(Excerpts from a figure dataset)
----
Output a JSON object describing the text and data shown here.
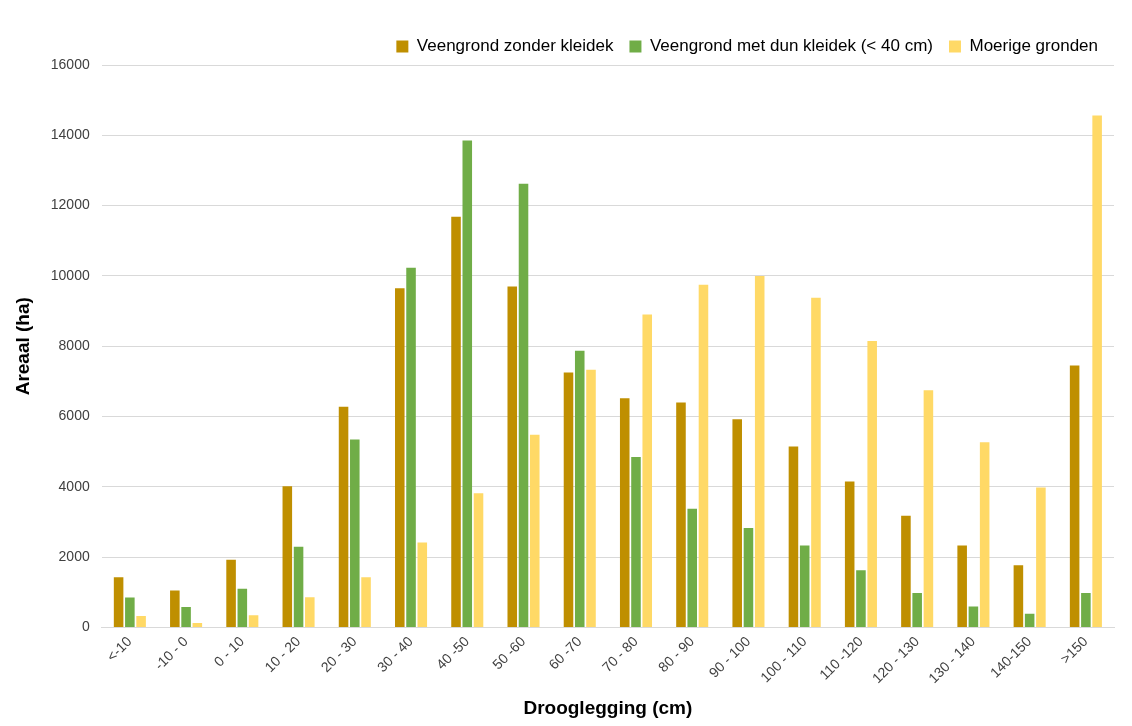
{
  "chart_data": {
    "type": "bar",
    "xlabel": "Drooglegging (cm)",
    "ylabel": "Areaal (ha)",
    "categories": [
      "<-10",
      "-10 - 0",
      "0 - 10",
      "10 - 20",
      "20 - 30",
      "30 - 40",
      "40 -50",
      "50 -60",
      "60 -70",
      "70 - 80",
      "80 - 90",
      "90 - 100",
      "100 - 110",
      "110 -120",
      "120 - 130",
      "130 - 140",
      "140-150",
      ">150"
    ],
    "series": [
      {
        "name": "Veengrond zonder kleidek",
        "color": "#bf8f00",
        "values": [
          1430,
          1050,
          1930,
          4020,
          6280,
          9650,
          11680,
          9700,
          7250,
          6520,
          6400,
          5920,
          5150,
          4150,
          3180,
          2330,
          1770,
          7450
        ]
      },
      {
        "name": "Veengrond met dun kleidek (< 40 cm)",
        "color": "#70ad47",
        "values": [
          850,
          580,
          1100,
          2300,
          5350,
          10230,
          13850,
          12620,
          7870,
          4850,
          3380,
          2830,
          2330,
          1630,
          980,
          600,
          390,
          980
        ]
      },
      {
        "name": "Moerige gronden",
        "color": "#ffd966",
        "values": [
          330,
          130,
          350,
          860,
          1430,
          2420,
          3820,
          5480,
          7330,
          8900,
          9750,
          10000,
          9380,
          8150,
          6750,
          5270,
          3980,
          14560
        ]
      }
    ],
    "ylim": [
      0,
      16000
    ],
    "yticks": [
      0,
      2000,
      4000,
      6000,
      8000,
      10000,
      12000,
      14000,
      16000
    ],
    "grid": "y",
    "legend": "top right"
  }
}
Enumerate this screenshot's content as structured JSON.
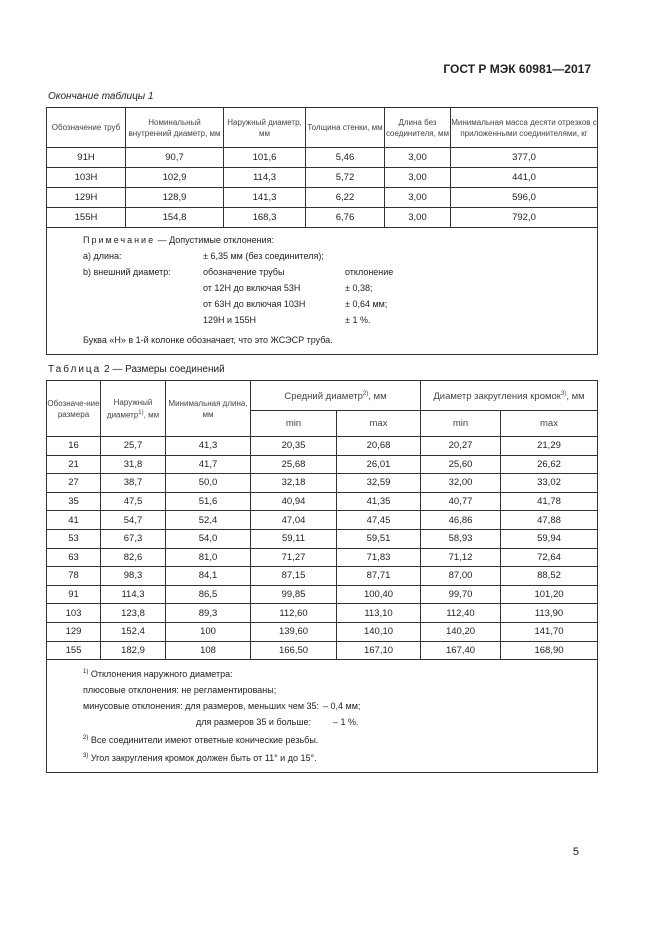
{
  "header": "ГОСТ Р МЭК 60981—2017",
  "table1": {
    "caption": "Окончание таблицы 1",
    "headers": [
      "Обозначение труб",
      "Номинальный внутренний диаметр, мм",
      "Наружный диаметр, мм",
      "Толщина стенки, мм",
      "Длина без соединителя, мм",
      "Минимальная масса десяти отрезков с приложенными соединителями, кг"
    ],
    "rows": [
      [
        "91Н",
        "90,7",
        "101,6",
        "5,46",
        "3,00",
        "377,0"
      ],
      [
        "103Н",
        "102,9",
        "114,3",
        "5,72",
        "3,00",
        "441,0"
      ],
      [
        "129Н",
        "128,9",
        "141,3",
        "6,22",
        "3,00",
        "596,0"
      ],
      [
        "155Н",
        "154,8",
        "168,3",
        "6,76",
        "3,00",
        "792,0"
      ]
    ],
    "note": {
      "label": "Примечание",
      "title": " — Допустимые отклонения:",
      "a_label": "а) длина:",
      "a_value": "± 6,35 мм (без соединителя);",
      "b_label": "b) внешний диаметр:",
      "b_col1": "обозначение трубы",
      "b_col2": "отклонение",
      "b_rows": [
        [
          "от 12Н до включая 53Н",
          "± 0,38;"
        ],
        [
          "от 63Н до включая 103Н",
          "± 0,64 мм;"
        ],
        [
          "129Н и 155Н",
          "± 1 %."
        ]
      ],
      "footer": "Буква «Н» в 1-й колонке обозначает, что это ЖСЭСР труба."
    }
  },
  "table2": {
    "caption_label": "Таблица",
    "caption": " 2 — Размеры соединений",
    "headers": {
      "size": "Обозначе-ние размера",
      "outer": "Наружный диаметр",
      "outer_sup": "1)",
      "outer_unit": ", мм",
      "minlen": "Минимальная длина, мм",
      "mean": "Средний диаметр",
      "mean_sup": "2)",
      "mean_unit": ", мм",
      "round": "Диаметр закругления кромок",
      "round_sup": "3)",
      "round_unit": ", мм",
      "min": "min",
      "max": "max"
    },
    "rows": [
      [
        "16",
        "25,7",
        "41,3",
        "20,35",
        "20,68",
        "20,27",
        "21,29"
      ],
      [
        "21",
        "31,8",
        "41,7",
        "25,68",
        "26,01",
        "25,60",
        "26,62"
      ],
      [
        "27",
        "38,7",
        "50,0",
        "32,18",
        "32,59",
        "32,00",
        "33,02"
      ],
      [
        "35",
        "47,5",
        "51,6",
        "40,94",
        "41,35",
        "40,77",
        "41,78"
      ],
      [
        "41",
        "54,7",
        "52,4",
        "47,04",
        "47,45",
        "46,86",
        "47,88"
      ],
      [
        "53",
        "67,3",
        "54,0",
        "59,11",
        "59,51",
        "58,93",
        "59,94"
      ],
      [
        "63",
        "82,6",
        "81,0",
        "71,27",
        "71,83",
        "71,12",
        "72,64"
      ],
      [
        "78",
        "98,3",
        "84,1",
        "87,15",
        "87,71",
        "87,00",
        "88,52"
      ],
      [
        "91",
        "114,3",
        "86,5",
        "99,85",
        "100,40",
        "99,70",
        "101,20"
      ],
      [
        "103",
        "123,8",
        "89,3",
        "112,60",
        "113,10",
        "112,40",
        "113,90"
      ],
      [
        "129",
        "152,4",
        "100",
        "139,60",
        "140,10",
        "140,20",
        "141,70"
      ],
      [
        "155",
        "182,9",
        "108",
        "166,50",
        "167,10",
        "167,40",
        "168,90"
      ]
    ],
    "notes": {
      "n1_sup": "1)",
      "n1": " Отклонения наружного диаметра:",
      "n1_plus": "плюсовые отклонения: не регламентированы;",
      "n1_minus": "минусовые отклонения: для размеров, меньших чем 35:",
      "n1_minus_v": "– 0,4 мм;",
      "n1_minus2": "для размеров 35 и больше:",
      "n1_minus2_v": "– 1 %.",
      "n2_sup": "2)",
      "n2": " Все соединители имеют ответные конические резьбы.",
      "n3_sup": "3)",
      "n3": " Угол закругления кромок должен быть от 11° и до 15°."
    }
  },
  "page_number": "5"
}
----
Extract the entries in full, exactly as they are, minus the pictures.

Output a JSON object describing the text and data shown here.
{
  "chart_data": {
    "type": "bar",
    "xlabel": "Drooglegging (cm)",
    "ylabel": "Areaal (ha)",
    "categories": [
      "<-10",
      "-10 - 0",
      "0 - 10",
      "10 - 20",
      "20 - 30",
      "30 - 40",
      "40 -50",
      "50 -60",
      "60 -70",
      "70 - 80",
      "80 - 90",
      "90 - 100",
      "100 - 110",
      "110 -120",
      "120 - 130",
      "130 - 140",
      "140-150",
      ">150"
    ],
    "series": [
      {
        "name": "Veengrond zonder kleidek",
        "color": "#bf8f00",
        "values": [
          1430,
          1050,
          1930,
          4020,
          6280,
          9650,
          11680,
          9700,
          7250,
          6520,
          6400,
          5920,
          5150,
          4150,
          3180,
          2330,
          1770,
          7450
        ]
      },
      {
        "name": "Veengrond met dun kleidek (< 40 cm)",
        "color": "#70ad47",
        "values": [
          850,
          580,
          1100,
          2300,
          5350,
          10230,
          13850,
          12620,
          7870,
          4850,
          3380,
          2830,
          2330,
          1630,
          980,
          600,
          390,
          980
        ]
      },
      {
        "name": "Moerige gronden",
        "color": "#ffd966",
        "values": [
          330,
          130,
          350,
          860,
          1430,
          2420,
          3820,
          5480,
          7330,
          8900,
          9750,
          10000,
          9380,
          8150,
          6750,
          5270,
          3980,
          14560
        ]
      }
    ],
    "ylim": [
      0,
      16000
    ],
    "yticks": [
      0,
      2000,
      4000,
      6000,
      8000,
      10000,
      12000,
      14000,
      16000
    ],
    "grid": "y",
    "legend": "top right"
  }
}
Enumerate this screenshot's content as structured JSON.
{
  "header": "ГОСТ Р МЭК 60981—2017",
  "table1": {
    "caption": "Окончание таблицы 1",
    "headers": [
      "Обозначение труб",
      "Номинальный внутренний диаметр, мм",
      "Наружный диаметр, мм",
      "Толщина стенки, мм",
      "Длина без соединителя, мм",
      "Минимальная масса десяти отрезков с приложенными соединителями, кг"
    ],
    "rows": [
      [
        "91Н",
        "90,7",
        "101,6",
        "5,46",
        "3,00",
        "377,0"
      ],
      [
        "103Н",
        "102,9",
        "114,3",
        "5,72",
        "3,00",
        "441,0"
      ],
      [
        "129Н",
        "128,9",
        "141,3",
        "6,22",
        "3,00",
        "596,0"
      ],
      [
        "155Н",
        "154,8",
        "168,3",
        "6,76",
        "3,00",
        "792,0"
      ]
    ],
    "note": {
      "label": "Примечание",
      "title": " — Допустимые отклонения:",
      "a_label": "а) длина:",
      "a_value": "± 6,35 мм (без соединителя);",
      "b_label": "b) внешний диаметр:",
      "b_col1": "обозначение трубы",
      "b_col2": "отклонение",
      "b_rows": [
        [
          "от 12Н до включая 53Н",
          "± 0,38;"
        ],
        [
          "от 63Н до включая 103Н",
          "± 0,64 мм;"
        ],
        [
          "129Н и 155Н",
          "± 1 %."
        ]
      ],
      "footer": "Буква «Н» в 1-й колонке обозначает, что это ЖСЭСР труба."
    }
  },
  "table2": {
    "caption_label": "Таблица",
    "caption": " 2 — Размеры соединений",
    "headers": {
      "size": "Обозначе-ние размера",
      "outer": "Наружный диаметр",
      "outer_sup": "1)",
      "outer_unit": ", мм",
      "minlen": "Минимальная длина, мм",
      "mean": "Средний диаметр",
      "mean_sup": "2)",
      "mean_unit": ", мм",
      "round": "Диаметр закругления кромок",
      "round_sup": "3)",
      "round_unit": ", мм",
      "min": "min",
      "max": "max"
    },
    "rows": [
      [
        "16",
        "25,7",
        "41,3",
        "20,35",
        "20,68",
        "20,27",
        "21,29"
      ],
      [
        "21",
        "31,8",
        "41,7",
        "25,68",
        "26,01",
        "25,60",
        "26,62"
      ],
      [
        "27",
        "38,7",
        "50,0",
        "32,18",
        "32,59",
        "32,00",
        "33,02"
      ],
      [
        "35",
        "47,5",
        "51,6",
        "40,94",
        "41,35",
        "40,77",
        "41,78"
      ],
      [
        "41",
        "54,7",
        "52,4",
        "47,04",
        "47,45",
        "46,86",
        "47,88"
      ],
      [
        "53",
        "67,3",
        "54,0",
        "59,11",
        "59,51",
        "58,93",
        "59,94"
      ],
      [
        "63",
        "82,6",
        "81,0",
        "71,27",
        "71,83",
        "71,12",
        "72,64"
      ],
      [
        "78",
        "98,3",
        "84,1",
        "87,15",
        "87,71",
        "87,00",
        "88,52"
      ],
      [
        "91",
        "114,3",
        "86,5",
        "99,85",
        "100,40",
        "99,70",
        "101,20"
      ],
      [
        "103",
        "123,8",
        "89,3",
        "112,60",
        "113,10",
        "112,40",
        "113,90"
      ],
      [
        "129",
        "152,4",
        "100",
        "139,60",
        "140,10",
        "140,20",
        "141,70"
      ],
      [
        "155",
        "182,9",
        "108",
        "166,50",
        "167,10",
        "167,40",
        "168,90"
      ]
    ],
    "notes": {
      "n1_sup": "1)",
      "n1": " Отклонения наружного диаметра:",
      "n1_plus": "плюсовые отклонения: не регламентированы;",
      "n1_minus": "минусовые отклонения: для размеров, меньших чем 35:",
      "n1_minus_v": "– 0,4 мм;",
      "n1_minus2": "для размеров 35 и больше:",
      "n1_minus2_v": "– 1 %.",
      "n2_sup": "2)",
      "n2": " Все соединители имеют ответные конические резьбы.",
      "n3_sup": "3)",
      "n3": " Угол закругления кромок должен быть от 11° и до 15°."
    }
  },
  "page_number": "5"
}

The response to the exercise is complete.